**WHAT NEEDS TO BE DONE**
Exactly the lines from the line that has "Reverse-engineer this chart into JSON." through the final line below are to be retyped, and the pictures are not.

Data tied to figure images:

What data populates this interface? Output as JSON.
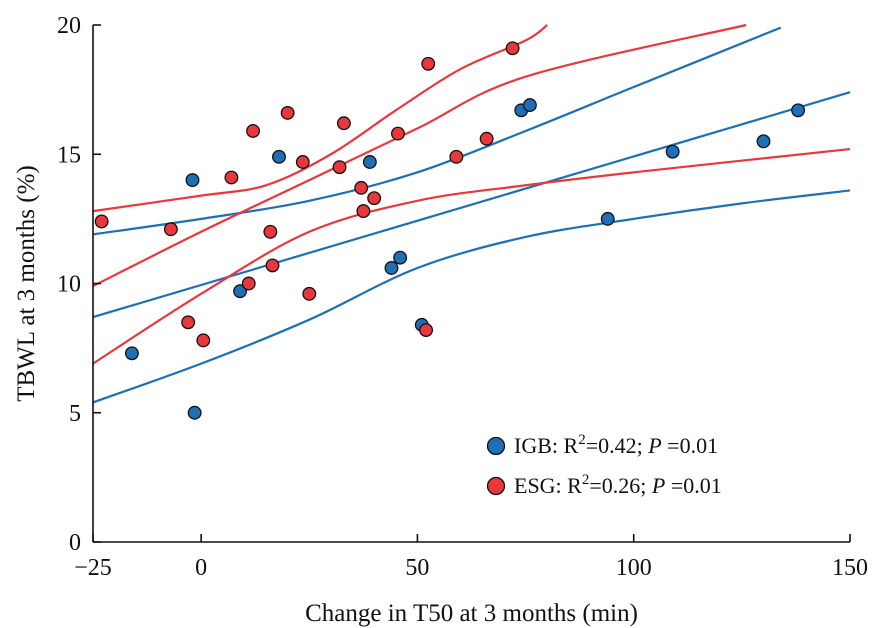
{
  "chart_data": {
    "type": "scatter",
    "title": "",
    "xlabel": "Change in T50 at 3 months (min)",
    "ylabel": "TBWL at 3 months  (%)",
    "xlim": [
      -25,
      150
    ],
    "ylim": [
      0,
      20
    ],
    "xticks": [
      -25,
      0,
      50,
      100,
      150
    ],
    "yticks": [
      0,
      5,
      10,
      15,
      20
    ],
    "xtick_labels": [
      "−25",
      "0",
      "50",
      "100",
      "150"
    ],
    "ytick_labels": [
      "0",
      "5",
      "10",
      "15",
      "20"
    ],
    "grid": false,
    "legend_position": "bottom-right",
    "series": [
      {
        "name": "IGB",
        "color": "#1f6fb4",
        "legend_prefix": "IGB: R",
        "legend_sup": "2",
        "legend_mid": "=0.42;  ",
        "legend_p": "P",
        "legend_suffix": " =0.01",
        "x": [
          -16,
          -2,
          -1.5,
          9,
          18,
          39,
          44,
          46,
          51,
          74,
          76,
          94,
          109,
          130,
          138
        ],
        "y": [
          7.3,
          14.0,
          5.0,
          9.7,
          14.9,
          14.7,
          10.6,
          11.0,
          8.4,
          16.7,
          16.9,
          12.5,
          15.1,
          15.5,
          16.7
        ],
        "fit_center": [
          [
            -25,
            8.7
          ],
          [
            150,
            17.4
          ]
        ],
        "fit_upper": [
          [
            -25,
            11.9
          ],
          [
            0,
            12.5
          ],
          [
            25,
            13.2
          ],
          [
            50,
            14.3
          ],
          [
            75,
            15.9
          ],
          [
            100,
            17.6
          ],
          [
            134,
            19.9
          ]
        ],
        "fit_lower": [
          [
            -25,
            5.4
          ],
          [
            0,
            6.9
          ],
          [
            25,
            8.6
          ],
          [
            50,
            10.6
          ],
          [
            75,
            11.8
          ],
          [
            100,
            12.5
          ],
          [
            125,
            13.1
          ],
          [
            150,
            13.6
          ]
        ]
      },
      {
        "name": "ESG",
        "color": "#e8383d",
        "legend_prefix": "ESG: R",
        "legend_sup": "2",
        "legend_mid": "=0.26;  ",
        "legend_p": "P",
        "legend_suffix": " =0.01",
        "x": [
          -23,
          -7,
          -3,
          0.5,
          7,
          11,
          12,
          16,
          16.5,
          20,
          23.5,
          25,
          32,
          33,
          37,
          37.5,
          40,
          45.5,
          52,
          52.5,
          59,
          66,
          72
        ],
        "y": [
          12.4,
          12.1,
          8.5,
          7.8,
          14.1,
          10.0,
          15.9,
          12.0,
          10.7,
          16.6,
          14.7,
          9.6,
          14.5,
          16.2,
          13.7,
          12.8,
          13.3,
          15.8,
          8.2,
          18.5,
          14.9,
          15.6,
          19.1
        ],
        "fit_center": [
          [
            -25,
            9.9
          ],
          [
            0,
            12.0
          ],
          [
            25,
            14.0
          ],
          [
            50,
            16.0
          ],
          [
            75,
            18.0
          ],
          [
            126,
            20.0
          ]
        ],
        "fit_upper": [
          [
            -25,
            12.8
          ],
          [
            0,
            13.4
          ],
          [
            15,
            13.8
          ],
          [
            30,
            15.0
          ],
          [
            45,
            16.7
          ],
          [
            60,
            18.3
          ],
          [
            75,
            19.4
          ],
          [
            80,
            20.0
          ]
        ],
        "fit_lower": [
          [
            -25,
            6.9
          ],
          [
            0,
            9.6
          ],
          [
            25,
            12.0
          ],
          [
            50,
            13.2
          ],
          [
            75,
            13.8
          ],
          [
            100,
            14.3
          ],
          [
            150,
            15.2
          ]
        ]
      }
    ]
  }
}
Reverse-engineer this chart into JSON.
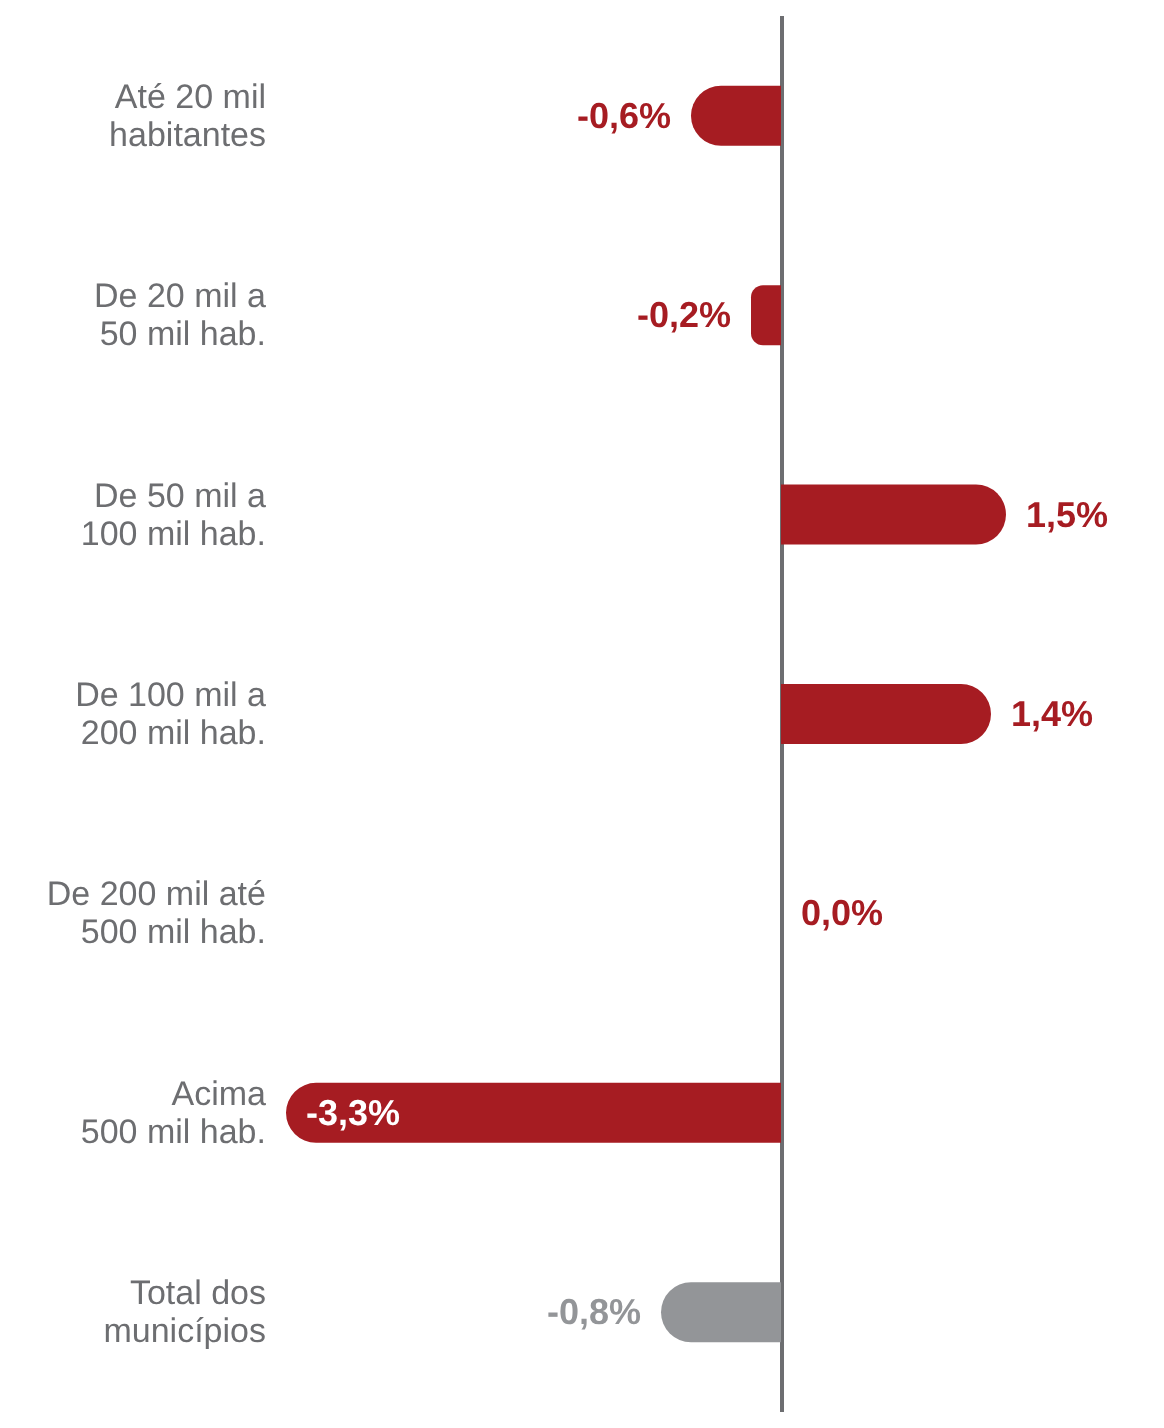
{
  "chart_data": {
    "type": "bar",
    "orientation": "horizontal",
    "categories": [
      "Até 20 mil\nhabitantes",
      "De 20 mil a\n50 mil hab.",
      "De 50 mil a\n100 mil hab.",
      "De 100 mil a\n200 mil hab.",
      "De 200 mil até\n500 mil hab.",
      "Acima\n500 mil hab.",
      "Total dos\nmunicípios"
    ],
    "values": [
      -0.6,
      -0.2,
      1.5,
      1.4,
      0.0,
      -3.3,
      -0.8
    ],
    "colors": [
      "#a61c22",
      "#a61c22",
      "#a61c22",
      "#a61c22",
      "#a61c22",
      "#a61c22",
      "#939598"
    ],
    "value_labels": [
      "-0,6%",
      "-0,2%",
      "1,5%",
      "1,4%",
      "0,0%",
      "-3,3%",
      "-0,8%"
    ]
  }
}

**THE COMPLETED TASK**
Reverse-engineer this chart into JSON.
{
  "chart_data": {
    "type": "bar",
    "orientation": "horizontal",
    "categories": [
      "Até 20 mil\nhabitantes",
      "De 20 mil a\n50 mil hab.",
      "De 50 mil a\n100 mil hab.",
      "De 100 mil a\n200 mil hab.",
      "De 200 mil até\n500 mil hab.",
      "Acima\n500 mil hab.",
      "Total dos\nmunicípios"
    ],
    "values": [
      -0.6,
      -0.2,
      1.5,
      1.4,
      0.0,
      -3.3,
      -0.8
    ],
    "colors": [
      "#a61c22",
      "#a61c22",
      "#a61c22",
      "#a61c22",
      "#a61c22",
      "#a61c22",
      "#939598"
    ],
    "value_labels": [
      "-0,6%",
      "-0,2%",
      "1,5%",
      "1,4%",
      "0,0%",
      "-3,3%",
      "-0,8%"
    ]
  }
}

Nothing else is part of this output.